> _Entries provided_
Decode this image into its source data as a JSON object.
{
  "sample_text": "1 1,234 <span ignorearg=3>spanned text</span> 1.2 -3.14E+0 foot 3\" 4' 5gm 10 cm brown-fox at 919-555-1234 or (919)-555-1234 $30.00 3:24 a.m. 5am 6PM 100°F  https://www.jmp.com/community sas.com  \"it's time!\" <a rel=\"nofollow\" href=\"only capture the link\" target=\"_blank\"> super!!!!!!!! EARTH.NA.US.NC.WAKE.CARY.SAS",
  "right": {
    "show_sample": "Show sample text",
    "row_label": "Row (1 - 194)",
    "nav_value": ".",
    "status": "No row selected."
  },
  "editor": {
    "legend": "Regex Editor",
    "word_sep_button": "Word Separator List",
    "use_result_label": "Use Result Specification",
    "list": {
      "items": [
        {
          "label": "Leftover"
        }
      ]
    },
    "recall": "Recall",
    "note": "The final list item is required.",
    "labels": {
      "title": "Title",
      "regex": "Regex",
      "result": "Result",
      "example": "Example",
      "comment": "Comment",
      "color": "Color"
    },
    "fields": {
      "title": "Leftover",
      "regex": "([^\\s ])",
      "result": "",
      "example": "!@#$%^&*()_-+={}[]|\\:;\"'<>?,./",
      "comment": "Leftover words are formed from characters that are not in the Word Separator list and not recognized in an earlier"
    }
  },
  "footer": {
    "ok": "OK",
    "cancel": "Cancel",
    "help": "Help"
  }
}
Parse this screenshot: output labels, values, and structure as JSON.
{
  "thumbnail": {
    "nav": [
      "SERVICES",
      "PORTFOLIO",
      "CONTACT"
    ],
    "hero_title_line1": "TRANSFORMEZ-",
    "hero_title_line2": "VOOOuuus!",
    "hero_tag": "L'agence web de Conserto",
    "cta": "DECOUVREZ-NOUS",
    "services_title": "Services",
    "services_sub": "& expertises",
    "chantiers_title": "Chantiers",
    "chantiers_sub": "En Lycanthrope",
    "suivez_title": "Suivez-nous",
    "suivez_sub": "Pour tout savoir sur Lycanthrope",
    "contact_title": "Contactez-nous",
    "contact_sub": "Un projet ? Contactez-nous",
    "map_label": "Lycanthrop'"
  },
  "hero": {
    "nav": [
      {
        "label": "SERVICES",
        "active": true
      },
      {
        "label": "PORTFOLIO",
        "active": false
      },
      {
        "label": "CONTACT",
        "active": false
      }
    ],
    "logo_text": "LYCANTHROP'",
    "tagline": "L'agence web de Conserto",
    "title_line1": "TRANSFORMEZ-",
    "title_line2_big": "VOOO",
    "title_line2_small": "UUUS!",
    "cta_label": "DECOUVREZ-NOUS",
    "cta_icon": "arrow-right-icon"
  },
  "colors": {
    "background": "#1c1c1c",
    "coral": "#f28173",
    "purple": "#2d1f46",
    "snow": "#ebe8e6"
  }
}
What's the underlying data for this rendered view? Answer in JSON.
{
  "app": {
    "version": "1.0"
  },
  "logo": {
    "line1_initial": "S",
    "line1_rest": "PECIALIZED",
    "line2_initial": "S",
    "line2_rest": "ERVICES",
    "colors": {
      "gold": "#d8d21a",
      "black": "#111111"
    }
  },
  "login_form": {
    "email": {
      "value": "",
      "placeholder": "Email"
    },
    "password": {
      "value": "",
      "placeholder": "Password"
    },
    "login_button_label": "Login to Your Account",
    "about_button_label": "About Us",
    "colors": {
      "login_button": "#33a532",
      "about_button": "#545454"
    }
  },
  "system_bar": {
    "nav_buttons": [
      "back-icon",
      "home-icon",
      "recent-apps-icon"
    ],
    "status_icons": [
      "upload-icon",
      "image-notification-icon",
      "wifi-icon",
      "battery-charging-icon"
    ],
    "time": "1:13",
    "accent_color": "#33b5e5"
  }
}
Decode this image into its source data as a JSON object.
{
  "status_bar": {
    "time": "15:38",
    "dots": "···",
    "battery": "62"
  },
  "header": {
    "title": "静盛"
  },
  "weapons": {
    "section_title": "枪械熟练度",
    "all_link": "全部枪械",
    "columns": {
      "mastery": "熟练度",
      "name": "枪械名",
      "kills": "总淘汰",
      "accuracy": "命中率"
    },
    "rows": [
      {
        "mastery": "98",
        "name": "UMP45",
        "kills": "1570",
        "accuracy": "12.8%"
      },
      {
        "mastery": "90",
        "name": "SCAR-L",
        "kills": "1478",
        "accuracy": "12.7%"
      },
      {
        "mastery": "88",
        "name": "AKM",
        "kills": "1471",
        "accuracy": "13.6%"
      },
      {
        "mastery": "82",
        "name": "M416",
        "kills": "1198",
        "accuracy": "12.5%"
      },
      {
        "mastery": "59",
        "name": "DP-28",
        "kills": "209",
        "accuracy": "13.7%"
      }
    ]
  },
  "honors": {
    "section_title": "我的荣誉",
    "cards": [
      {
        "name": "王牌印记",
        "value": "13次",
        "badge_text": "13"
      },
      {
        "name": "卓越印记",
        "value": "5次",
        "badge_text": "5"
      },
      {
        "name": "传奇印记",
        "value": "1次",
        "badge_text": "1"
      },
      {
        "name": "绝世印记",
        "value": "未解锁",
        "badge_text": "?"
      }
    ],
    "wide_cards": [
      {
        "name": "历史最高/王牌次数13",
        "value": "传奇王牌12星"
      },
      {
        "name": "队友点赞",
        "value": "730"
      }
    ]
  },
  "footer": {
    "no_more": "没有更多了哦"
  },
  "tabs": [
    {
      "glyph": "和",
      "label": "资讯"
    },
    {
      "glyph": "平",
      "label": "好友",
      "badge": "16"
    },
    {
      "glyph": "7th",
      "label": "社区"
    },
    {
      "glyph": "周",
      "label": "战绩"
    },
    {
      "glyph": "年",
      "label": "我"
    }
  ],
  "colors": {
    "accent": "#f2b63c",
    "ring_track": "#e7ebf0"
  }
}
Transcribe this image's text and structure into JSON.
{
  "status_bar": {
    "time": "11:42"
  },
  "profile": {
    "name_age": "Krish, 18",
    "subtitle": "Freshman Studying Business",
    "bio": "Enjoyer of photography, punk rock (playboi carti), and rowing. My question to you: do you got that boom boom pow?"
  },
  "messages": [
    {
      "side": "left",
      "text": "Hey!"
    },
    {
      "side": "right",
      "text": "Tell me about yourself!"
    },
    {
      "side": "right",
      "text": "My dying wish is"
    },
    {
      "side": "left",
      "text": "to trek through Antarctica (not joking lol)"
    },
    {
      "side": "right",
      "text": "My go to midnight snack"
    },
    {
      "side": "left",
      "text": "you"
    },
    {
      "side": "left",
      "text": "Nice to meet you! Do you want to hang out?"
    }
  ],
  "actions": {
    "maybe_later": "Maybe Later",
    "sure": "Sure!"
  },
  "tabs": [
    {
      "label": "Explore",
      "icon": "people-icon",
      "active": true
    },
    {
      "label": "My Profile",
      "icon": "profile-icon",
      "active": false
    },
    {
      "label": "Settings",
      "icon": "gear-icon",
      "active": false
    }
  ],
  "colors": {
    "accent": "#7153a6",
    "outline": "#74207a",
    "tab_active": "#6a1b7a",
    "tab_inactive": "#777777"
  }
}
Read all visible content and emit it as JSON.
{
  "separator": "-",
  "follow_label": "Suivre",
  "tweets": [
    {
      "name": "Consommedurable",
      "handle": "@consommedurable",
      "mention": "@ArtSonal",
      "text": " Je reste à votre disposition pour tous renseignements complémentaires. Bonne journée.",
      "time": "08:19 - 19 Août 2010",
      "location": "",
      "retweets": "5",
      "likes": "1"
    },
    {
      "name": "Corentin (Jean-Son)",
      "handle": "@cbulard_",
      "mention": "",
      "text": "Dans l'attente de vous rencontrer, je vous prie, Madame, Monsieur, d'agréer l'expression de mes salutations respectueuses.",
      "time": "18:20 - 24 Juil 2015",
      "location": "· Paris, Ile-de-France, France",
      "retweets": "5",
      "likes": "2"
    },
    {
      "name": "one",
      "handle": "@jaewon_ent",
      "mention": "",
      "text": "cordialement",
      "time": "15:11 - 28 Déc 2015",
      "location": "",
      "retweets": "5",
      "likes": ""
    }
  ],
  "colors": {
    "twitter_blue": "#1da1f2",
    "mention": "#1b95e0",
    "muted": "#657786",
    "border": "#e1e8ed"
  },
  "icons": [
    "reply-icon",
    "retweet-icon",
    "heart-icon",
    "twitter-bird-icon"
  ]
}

> _Your objective_
Count the lines in the entries that hold the word "labels", and give nothing but the total.

> _Written solution_
2